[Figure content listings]
<<<<

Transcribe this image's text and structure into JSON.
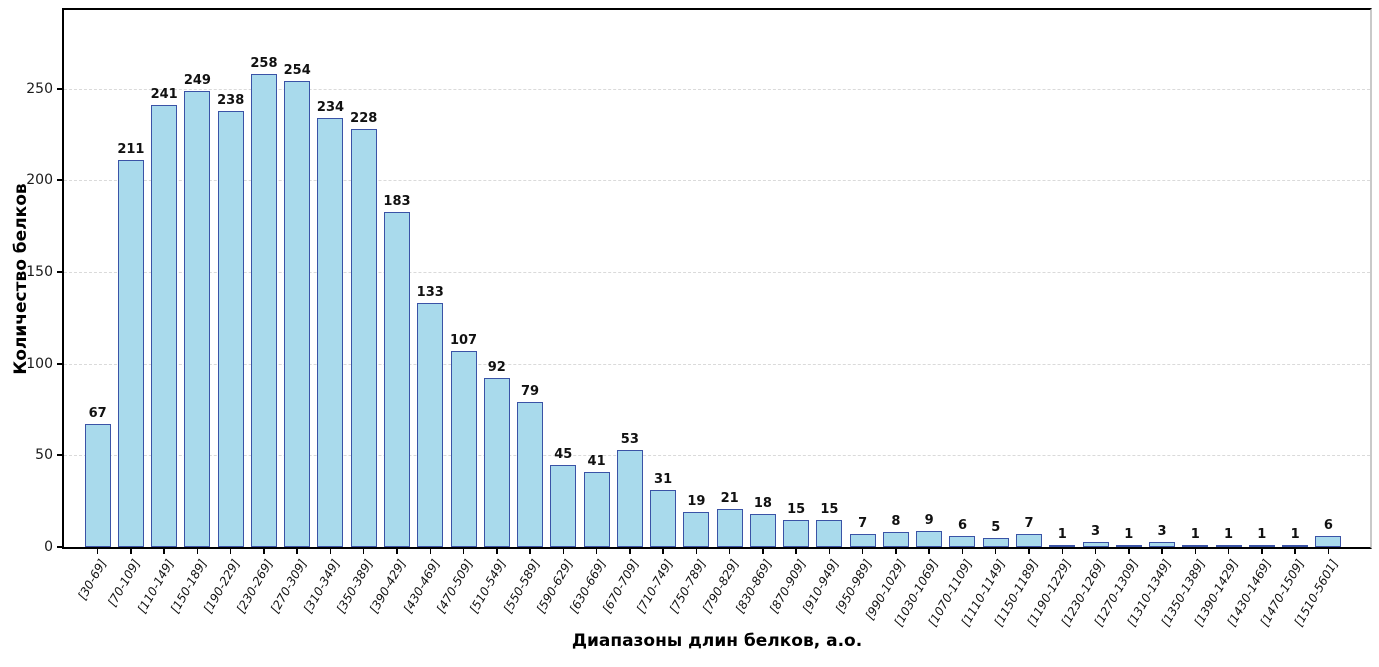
{
  "chart_data": {
    "type": "bar",
    "title": "",
    "xlabel": "Диапазоны длин белков, а.о.",
    "ylabel": "Количество белков",
    "categories": [
      "[30-69]",
      "[70-109]",
      "[110-149]",
      "[150-189]",
      "[190-229]",
      "[230-269]",
      "[270-309]",
      "[310-349]",
      "[350-389]",
      "[390-429]",
      "[430-469]",
      "[470-509]",
      "[510-549]",
      "[550-589]",
      "[590-629]",
      "[630-669]",
      "[670-709]",
      "[710-749]",
      "[750-789]",
      "[790-829]",
      "[830-869]",
      "[870-909]",
      "[910-949]",
      "[950-989]",
      "[990-1029]",
      "[1030-1069]",
      "[1070-1109]",
      "[1110-1149]",
      "[1150-1189]",
      "[1190-1229]",
      "[1230-1269]",
      "[1270-1309]",
      "[1310-1349]",
      "[1350-1389]",
      "[1390-1429]",
      "[1430-1469]",
      "[1470-1509]",
      "[1510-5601]"
    ],
    "values": [
      67,
      211,
      241,
      249,
      238,
      258,
      254,
      234,
      228,
      183,
      133,
      107,
      92,
      79,
      45,
      41,
      53,
      31,
      19,
      21,
      18,
      15,
      15,
      7,
      8,
      9,
      6,
      5,
      7,
      1,
      3,
      1,
      3,
      1,
      1,
      1,
      1,
      6
    ],
    "yticks": [
      0,
      50,
      100,
      150,
      200,
      250
    ],
    "ylim": [
      0,
      293
    ],
    "grid": "horizontal-dashed",
    "legend": "none",
    "bar_fill": "#a9daec",
    "bar_edge": "#3a53a6",
    "value_labels_shown": true
  }
}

>>>>

BRIEF: List all lines above in which the string "белков" appears.

EXERCISE SOLUTION:
    "xlabel": "Диапазоны длин белков, а.о.",
    "ylabel": "Количество белков",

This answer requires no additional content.